[TASK TO CARRY OUT] Look below. Copy each line that has "this" in it.
[Start DATASET ENTRIES]
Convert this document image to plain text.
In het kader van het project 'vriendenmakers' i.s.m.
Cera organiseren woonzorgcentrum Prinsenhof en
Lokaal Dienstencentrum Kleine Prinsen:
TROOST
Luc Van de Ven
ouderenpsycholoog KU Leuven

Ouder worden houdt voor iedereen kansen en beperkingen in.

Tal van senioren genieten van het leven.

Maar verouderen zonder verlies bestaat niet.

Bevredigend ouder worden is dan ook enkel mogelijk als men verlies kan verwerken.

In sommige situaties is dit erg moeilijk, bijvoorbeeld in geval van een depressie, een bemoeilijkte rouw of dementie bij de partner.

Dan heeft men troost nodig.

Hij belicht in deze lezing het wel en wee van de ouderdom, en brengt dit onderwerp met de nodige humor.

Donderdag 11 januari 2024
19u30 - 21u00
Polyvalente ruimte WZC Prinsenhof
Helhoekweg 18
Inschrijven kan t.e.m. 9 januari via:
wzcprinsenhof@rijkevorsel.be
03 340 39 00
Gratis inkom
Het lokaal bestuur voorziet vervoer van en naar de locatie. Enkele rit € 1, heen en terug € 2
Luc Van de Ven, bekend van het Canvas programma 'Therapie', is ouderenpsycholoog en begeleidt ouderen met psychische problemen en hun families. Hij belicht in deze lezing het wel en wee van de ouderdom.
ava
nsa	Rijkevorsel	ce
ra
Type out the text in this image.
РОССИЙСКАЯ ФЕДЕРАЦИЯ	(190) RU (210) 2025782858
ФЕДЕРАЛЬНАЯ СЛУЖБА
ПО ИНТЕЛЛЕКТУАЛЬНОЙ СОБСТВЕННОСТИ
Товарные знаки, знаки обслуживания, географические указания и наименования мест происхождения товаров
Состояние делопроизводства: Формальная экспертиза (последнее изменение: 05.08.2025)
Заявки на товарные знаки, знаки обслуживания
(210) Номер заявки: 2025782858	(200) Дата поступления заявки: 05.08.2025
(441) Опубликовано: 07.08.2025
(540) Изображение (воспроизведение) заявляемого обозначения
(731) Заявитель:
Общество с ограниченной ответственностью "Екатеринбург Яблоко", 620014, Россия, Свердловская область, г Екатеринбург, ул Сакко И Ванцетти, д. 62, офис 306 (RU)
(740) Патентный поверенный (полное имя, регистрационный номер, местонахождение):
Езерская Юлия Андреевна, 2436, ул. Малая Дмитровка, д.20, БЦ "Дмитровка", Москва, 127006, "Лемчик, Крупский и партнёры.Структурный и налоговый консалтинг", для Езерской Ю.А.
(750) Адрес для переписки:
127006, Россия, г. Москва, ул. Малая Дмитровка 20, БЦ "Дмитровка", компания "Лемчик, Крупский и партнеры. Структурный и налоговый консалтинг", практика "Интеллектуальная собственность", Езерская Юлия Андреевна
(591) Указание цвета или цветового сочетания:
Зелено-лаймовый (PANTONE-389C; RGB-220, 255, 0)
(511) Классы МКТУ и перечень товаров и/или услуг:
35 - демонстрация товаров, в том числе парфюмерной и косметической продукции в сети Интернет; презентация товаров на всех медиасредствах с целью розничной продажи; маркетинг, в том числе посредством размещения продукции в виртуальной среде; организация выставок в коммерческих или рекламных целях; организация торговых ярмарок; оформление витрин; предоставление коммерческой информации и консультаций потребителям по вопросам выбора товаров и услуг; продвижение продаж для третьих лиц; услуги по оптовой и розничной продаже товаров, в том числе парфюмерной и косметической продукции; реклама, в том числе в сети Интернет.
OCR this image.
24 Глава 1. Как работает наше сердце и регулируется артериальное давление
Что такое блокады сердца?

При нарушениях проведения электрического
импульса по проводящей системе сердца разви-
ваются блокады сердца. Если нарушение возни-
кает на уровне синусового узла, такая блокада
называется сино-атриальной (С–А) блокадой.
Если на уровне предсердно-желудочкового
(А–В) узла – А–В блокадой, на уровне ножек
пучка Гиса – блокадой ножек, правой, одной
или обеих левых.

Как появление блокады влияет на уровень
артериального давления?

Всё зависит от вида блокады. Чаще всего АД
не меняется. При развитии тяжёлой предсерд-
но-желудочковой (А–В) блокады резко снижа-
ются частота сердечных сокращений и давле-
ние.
[End DATASET ENTRIES]
[CORRECT ANSWER]
Convert this document image to plain text.
Type out the text in this image.
OCR this image.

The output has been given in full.